(Data entries)
** START **

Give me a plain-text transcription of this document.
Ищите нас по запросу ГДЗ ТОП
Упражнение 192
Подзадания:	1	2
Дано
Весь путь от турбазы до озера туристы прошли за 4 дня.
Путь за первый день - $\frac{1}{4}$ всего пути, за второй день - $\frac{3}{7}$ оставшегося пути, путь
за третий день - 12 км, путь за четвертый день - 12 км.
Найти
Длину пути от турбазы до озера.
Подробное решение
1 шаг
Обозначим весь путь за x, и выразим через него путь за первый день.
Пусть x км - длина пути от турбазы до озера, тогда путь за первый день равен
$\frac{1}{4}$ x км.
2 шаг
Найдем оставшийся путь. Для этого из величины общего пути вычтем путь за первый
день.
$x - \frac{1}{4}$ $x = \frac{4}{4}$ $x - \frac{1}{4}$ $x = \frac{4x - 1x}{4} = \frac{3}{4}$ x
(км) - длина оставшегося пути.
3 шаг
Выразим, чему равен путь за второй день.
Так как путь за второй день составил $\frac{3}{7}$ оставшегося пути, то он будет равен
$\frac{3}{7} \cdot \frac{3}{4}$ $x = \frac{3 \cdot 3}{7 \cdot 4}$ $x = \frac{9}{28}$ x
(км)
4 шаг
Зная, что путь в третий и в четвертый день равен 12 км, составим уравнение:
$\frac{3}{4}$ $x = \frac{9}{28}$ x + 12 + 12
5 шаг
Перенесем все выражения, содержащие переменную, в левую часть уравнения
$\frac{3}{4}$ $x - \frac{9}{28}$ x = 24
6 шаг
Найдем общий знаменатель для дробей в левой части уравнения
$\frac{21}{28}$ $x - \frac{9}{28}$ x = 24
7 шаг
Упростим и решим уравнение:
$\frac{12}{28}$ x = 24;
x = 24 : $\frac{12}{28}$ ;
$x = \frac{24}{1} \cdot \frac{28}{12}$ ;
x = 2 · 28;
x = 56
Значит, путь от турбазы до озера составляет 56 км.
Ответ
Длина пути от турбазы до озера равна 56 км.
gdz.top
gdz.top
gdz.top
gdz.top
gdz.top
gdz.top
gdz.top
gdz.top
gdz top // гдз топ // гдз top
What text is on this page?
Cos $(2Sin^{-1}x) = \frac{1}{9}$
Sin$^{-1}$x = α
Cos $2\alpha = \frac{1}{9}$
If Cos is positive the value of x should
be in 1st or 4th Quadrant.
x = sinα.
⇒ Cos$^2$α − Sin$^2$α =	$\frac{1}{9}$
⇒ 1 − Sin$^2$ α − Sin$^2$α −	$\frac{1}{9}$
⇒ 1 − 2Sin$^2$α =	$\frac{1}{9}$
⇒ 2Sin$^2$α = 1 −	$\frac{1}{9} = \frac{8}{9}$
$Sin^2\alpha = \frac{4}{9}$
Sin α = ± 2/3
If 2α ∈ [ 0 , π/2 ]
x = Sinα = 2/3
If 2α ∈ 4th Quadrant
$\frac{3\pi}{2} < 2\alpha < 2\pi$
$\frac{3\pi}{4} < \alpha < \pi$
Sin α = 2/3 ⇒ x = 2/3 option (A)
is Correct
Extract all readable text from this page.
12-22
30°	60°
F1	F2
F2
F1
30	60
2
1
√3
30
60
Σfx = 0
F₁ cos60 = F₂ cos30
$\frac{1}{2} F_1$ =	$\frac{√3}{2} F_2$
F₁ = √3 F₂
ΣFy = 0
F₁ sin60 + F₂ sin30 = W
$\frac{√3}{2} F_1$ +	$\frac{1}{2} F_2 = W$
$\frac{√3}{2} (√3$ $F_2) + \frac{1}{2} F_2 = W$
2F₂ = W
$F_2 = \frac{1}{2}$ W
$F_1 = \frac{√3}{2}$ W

** END **

◆ **REQUEST**
Collect the lines of the records that include the string "турбазы".

◆ **IN RESPONSE**
Весь путь от турбазы до озера туристы прошли за 4 дня.
Длину пути от турбазы до озера.
Пусть x км - длина пути от турбазы до озера, тогда путь за первый день равен
Значит, путь от турбазы до озера составляет 56 км.
Длина пути от турбазы до озера равна 56 км.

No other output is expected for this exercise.